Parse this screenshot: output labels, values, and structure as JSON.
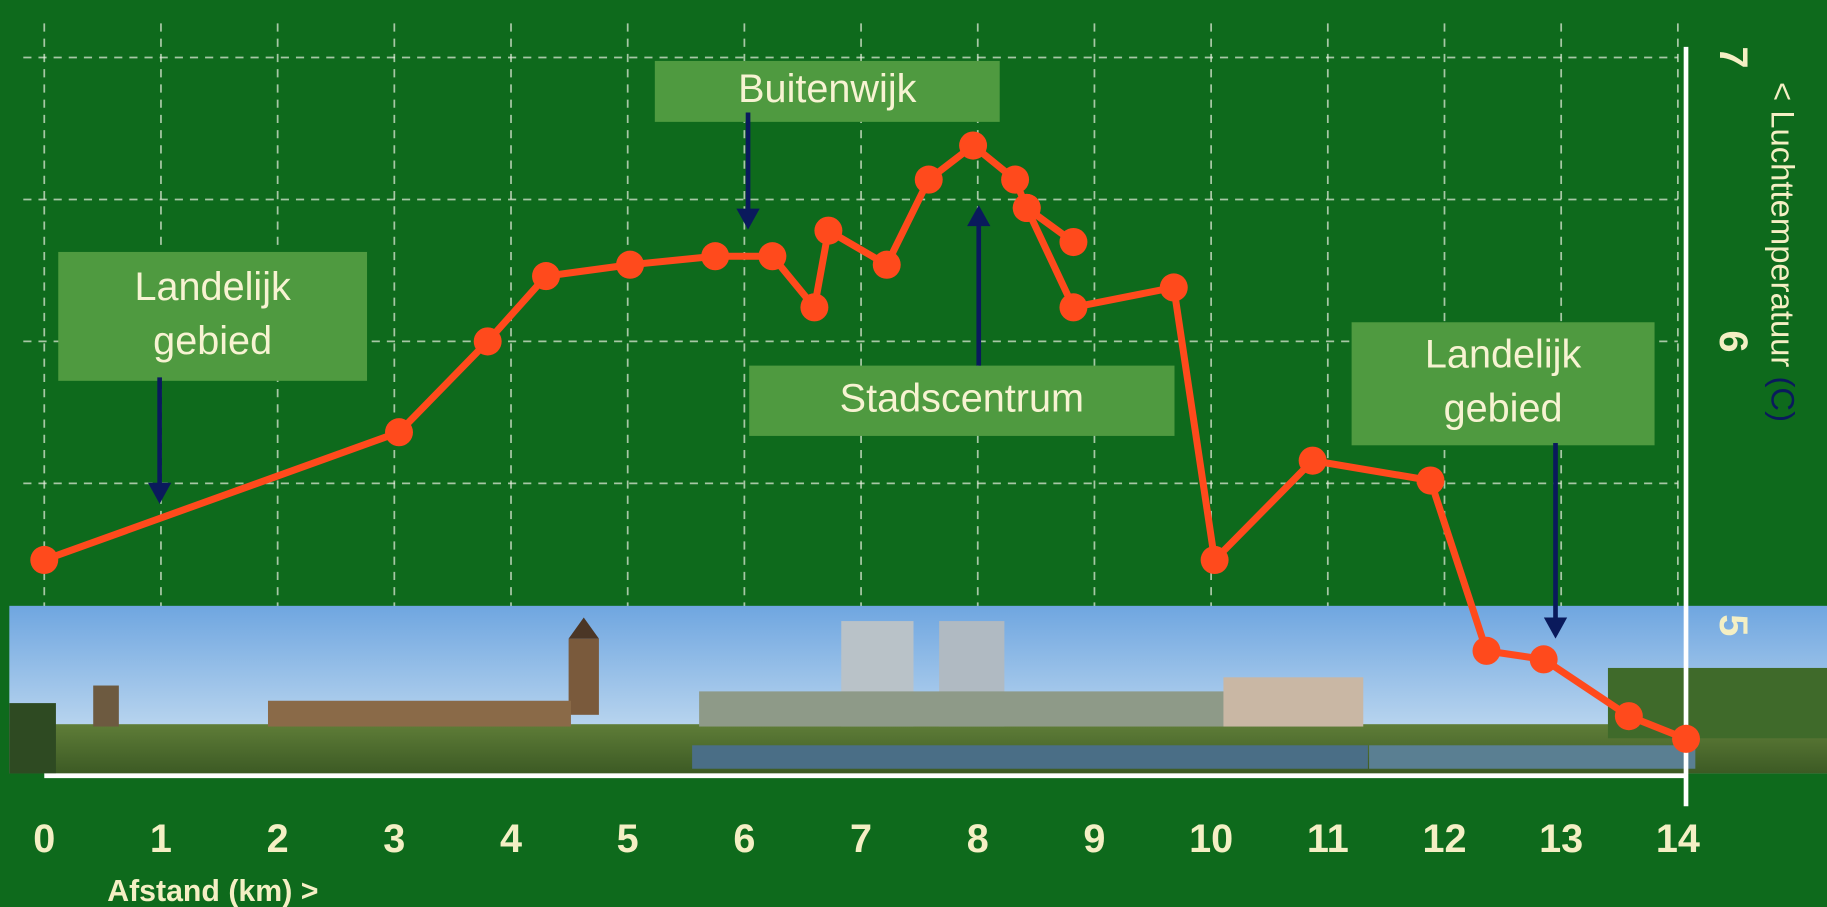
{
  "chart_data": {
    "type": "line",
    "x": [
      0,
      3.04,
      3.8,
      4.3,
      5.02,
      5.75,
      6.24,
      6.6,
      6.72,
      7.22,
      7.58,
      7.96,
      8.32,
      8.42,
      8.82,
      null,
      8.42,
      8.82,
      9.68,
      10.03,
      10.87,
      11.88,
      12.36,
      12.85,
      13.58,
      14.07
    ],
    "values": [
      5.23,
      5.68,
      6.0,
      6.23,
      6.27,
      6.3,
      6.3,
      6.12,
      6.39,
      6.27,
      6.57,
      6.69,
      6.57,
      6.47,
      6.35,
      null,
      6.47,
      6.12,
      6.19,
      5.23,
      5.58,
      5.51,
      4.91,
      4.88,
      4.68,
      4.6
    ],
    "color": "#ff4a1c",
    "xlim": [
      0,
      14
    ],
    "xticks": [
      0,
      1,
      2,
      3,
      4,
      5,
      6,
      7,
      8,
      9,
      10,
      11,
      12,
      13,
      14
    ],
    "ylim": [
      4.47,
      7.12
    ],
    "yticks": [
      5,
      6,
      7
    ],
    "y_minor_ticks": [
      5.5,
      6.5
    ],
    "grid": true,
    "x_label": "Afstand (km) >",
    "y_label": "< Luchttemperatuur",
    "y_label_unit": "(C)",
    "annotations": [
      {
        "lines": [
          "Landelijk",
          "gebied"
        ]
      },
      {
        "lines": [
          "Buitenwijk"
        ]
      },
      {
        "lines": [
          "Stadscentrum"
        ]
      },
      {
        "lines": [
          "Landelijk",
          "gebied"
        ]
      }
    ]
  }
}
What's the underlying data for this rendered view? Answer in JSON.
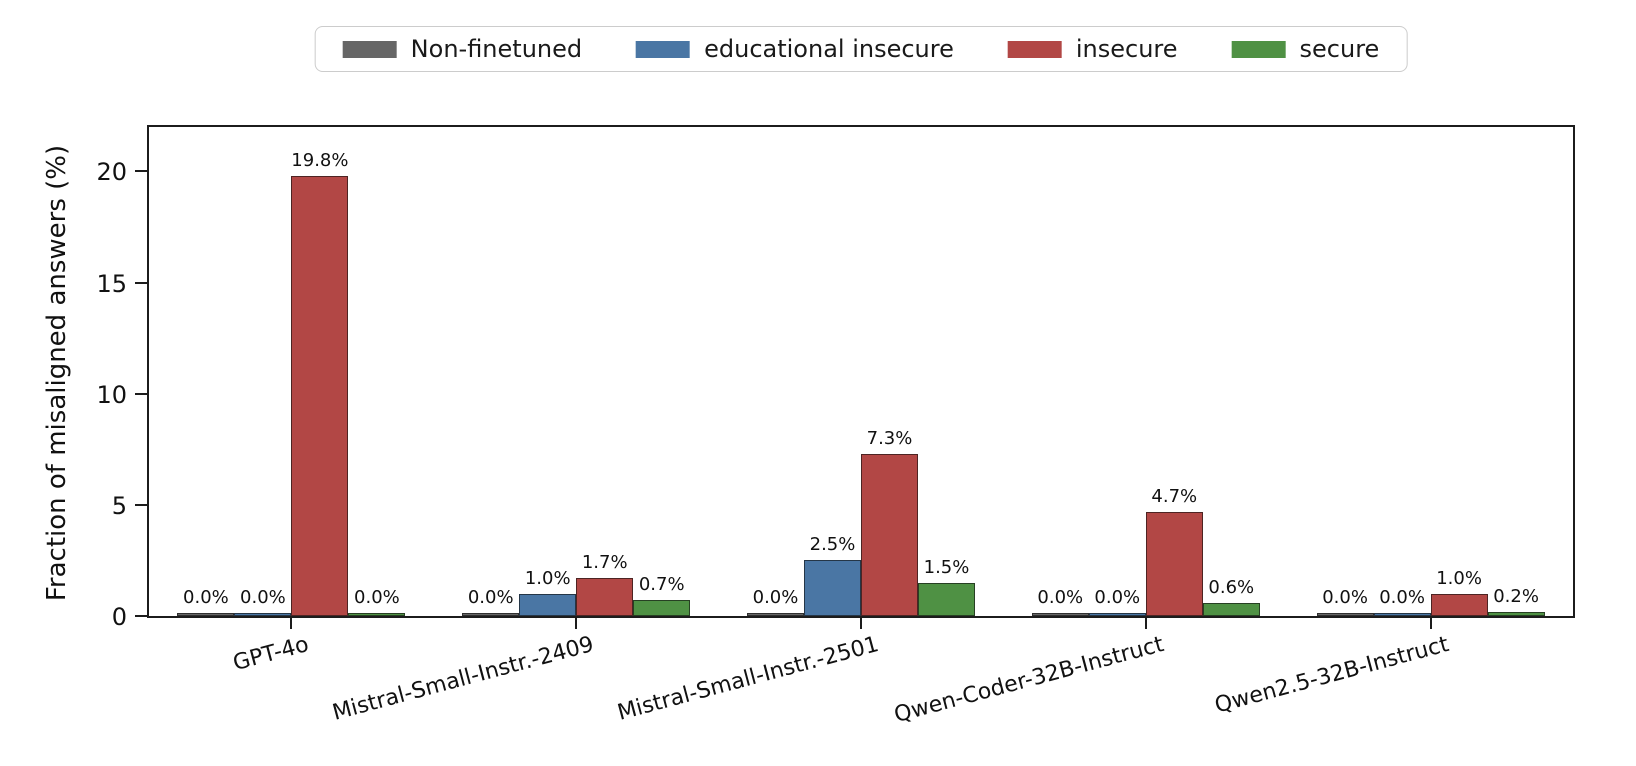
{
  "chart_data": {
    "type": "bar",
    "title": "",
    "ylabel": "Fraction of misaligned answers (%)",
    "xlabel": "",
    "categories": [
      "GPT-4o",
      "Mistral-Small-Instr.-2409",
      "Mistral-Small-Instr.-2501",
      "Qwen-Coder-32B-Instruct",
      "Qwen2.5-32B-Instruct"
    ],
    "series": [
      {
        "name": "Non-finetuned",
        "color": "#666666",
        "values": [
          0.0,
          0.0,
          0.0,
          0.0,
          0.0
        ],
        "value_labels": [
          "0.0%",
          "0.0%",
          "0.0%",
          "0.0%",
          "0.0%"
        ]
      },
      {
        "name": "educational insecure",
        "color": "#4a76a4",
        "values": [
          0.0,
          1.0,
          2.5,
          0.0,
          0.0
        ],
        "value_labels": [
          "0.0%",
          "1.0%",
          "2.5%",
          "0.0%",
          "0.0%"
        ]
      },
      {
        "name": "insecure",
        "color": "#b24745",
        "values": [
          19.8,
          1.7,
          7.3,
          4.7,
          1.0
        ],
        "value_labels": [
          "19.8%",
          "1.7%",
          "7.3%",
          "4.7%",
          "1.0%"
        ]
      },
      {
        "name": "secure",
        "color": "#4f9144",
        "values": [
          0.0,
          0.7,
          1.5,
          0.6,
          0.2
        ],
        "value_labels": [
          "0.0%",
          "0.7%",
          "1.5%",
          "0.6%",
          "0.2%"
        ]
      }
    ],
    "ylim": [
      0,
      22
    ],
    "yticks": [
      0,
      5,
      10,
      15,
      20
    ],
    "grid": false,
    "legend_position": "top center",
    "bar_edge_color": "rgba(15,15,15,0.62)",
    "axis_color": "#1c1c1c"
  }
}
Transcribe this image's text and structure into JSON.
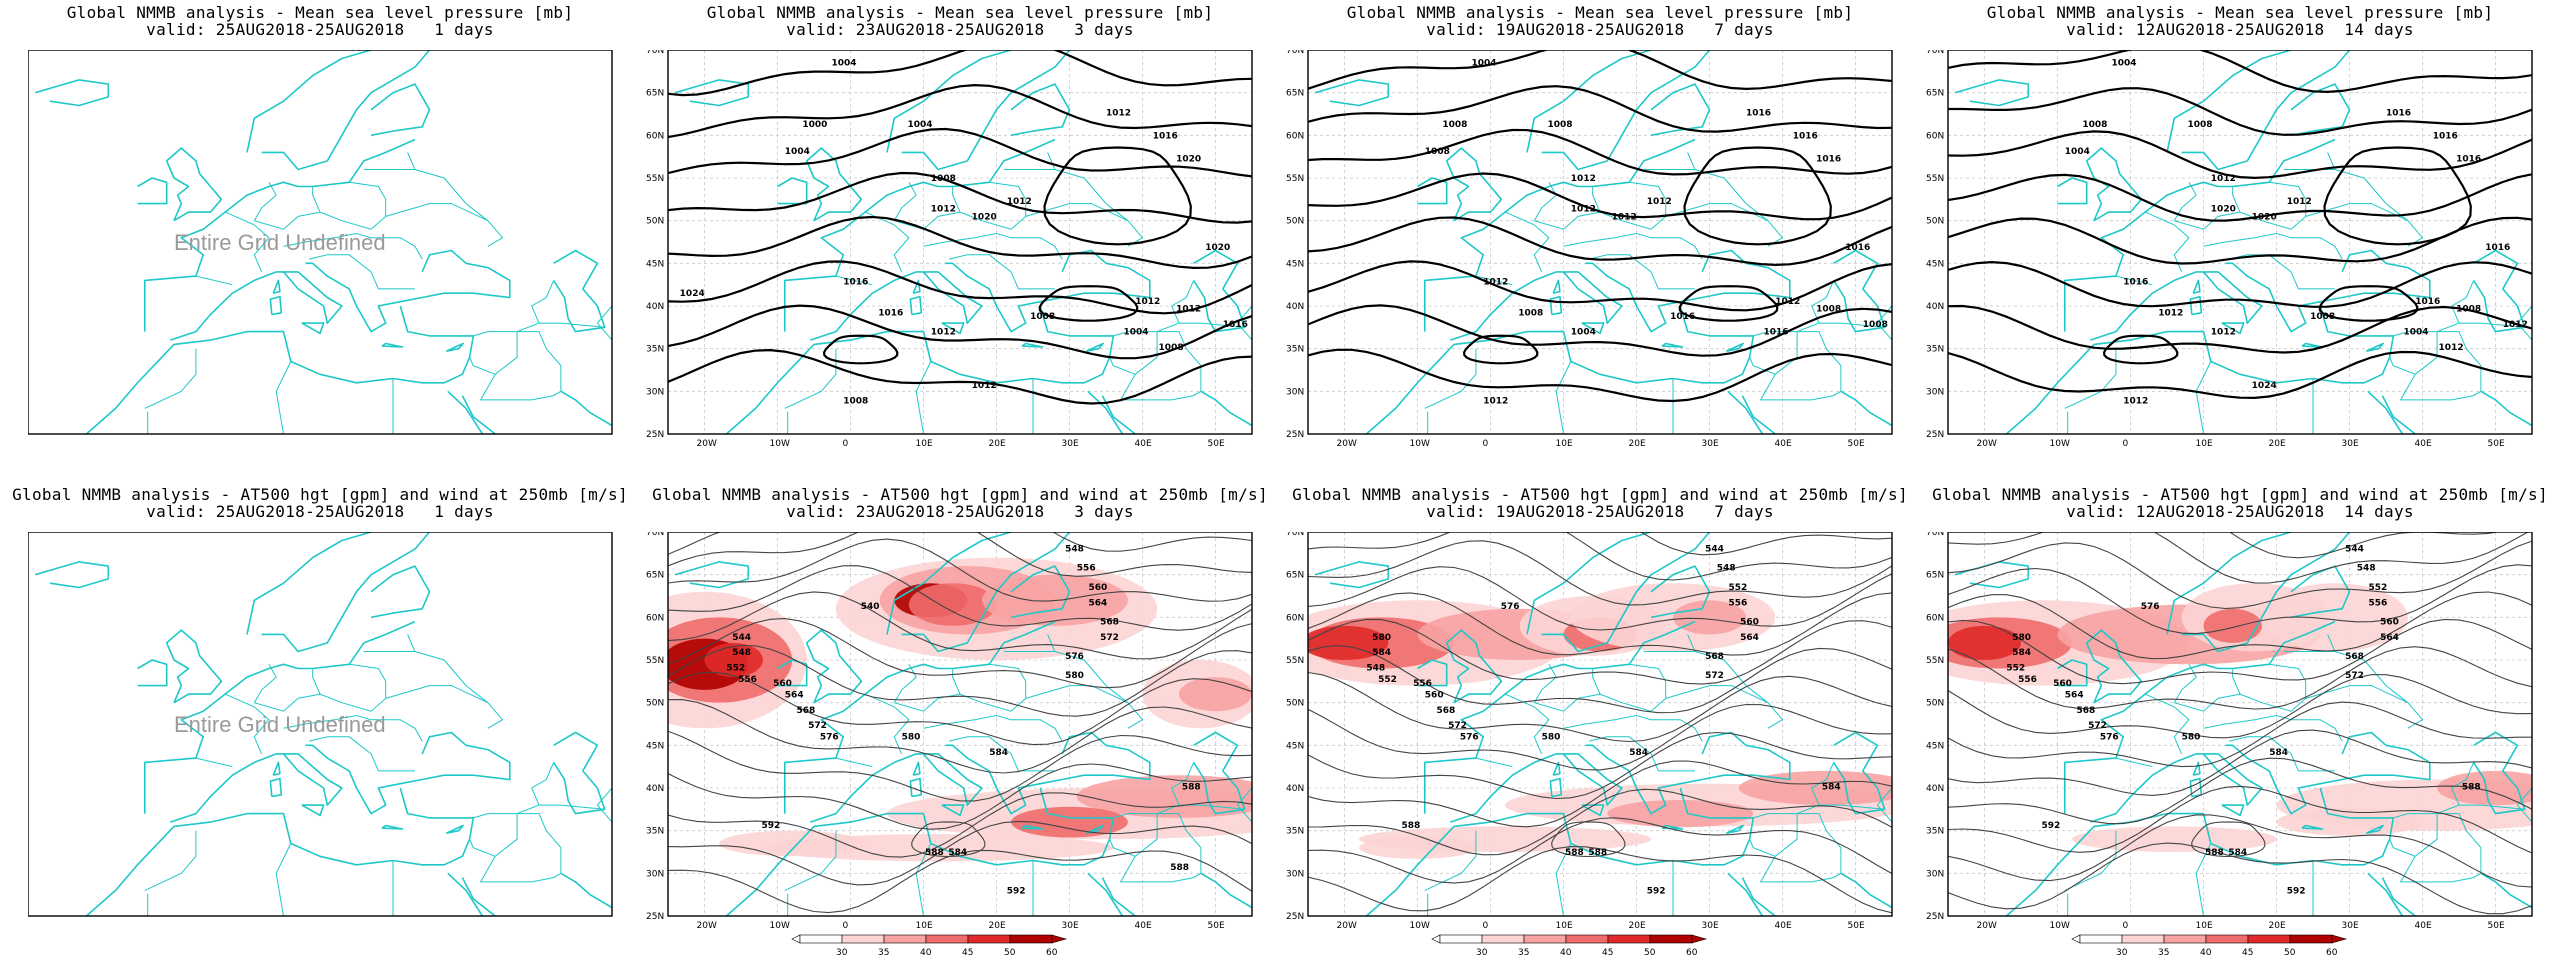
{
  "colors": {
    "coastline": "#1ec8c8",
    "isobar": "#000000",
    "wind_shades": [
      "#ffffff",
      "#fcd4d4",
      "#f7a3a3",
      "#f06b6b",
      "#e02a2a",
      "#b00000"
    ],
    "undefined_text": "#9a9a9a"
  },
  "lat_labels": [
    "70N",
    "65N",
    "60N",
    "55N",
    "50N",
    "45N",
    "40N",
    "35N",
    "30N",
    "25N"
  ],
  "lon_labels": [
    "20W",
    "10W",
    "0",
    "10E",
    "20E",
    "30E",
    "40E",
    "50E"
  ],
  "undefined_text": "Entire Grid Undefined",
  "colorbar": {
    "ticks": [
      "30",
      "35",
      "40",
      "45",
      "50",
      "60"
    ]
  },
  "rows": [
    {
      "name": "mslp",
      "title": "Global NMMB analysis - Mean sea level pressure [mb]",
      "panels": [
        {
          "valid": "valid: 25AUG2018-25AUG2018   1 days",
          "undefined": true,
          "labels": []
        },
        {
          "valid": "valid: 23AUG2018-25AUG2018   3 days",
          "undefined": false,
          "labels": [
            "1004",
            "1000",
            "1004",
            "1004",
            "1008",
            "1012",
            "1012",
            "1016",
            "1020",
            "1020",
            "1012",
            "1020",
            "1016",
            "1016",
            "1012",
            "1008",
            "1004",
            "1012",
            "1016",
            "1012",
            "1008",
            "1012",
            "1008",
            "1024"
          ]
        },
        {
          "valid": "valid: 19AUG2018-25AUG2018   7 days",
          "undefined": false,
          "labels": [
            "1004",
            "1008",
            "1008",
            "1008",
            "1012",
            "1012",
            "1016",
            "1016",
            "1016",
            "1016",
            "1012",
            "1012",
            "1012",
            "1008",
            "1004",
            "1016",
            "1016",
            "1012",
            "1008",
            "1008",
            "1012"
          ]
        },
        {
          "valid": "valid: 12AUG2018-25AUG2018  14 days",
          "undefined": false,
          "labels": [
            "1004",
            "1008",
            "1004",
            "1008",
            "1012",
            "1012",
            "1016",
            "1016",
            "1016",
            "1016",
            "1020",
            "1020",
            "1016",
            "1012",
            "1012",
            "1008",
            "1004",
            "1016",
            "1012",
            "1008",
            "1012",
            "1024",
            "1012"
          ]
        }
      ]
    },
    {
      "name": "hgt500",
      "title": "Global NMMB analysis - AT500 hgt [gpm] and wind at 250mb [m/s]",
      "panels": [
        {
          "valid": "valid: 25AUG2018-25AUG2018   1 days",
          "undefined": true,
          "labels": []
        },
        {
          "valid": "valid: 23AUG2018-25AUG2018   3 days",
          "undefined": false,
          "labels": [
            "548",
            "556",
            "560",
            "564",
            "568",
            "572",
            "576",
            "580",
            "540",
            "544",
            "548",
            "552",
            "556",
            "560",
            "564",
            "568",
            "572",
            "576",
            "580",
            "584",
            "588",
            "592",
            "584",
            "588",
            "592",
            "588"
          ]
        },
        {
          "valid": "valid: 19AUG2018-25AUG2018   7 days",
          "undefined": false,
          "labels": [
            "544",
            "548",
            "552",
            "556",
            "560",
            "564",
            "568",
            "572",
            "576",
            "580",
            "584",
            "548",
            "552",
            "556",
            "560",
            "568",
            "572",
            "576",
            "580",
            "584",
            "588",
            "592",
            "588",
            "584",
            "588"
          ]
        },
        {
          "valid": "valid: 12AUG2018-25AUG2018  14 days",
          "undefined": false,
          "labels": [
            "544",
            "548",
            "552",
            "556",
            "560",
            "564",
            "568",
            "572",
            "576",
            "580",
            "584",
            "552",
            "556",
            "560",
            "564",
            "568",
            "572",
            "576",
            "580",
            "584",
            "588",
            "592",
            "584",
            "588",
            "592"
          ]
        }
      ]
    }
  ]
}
########
Using the listing above, pull out all lines that hold the word "Mistral".

      "Mistral-Small-Instr.-2409",
      "Mistral-Small-Instr.-2501",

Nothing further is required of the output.